--- Data excerpts ---

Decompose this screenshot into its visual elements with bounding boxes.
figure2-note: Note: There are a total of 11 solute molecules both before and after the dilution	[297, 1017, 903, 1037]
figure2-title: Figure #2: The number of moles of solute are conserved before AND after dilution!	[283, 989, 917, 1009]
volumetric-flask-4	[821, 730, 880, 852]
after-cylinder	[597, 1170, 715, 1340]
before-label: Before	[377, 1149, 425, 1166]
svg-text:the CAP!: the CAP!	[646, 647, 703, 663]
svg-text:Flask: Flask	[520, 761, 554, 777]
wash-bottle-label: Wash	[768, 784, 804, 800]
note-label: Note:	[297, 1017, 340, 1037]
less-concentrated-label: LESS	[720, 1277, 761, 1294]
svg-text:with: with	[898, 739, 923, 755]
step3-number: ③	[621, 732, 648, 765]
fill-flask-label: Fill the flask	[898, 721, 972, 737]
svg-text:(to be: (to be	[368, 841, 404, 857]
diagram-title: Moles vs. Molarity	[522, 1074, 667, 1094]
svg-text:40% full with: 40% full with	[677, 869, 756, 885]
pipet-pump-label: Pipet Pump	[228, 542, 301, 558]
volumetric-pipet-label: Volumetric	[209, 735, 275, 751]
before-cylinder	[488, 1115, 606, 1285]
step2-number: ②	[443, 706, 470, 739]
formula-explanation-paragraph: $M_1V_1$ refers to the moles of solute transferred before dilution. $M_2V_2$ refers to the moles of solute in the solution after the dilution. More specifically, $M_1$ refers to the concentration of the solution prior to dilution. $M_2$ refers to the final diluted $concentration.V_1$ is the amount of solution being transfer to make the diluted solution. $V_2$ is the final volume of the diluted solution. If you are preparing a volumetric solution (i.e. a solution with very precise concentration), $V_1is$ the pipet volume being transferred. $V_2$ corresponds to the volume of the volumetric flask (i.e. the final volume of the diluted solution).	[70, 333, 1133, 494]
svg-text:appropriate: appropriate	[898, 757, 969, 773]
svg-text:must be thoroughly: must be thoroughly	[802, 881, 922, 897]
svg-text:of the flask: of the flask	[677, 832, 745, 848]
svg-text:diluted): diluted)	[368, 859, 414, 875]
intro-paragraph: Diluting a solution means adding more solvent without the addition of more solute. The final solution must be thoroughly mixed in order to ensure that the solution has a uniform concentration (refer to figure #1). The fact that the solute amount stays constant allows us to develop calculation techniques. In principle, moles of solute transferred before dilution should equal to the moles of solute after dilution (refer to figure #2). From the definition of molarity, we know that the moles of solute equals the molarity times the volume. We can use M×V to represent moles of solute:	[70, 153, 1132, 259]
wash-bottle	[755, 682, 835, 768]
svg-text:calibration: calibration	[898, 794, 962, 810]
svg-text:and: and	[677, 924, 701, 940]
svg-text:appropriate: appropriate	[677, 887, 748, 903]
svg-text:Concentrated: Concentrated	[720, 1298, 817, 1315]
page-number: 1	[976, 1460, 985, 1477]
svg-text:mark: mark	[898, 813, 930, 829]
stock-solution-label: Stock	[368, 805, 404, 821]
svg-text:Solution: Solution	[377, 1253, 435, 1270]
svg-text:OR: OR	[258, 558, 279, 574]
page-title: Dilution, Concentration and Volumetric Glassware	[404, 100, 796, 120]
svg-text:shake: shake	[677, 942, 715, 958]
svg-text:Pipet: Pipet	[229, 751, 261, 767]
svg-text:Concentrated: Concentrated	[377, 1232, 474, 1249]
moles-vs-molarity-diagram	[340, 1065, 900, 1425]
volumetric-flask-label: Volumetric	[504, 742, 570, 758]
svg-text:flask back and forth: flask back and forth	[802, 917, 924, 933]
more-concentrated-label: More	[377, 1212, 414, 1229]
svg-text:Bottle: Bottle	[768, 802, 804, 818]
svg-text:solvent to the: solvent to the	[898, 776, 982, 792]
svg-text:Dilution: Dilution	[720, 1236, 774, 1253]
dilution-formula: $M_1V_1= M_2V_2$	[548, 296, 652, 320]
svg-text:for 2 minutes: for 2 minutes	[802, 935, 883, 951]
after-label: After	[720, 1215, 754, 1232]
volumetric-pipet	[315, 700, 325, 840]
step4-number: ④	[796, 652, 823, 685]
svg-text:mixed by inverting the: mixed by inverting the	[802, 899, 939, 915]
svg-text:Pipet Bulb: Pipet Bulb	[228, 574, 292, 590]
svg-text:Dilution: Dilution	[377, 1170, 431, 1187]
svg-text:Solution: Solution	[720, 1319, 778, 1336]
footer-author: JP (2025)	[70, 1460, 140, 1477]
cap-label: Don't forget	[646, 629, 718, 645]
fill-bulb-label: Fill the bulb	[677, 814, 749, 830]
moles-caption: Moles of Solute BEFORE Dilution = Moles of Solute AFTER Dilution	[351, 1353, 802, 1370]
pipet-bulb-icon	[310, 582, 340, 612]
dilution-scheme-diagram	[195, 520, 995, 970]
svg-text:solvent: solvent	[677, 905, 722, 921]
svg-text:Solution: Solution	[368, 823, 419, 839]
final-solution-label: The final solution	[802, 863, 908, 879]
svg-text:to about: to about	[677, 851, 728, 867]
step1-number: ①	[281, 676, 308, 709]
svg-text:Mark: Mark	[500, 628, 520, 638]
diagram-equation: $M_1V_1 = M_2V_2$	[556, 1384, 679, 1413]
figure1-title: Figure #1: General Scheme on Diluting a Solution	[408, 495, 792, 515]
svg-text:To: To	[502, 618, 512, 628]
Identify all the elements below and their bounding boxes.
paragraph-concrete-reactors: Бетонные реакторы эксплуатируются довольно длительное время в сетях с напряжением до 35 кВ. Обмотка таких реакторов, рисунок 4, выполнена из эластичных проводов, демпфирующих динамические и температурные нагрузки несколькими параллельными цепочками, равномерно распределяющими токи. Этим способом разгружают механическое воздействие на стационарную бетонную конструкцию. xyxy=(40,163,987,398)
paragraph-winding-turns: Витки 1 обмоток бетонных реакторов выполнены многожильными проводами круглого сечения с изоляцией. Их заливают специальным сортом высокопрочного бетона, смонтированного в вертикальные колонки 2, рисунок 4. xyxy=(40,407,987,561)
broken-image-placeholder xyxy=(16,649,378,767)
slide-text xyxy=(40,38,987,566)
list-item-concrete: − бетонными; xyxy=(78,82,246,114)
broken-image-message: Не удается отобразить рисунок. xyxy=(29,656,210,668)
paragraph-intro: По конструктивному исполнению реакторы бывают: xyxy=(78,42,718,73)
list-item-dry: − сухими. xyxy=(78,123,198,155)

---

Write out, unchanged, everything from the start of the items above down to the line containing "figure2-note: Note: There", with both ends included.

Decompose this screenshot into its visual elements with bounding boxes.
figure2-note: Note: There are a total of 11 solute molecules both before and after the dilution	[297, 1017, 903, 1037]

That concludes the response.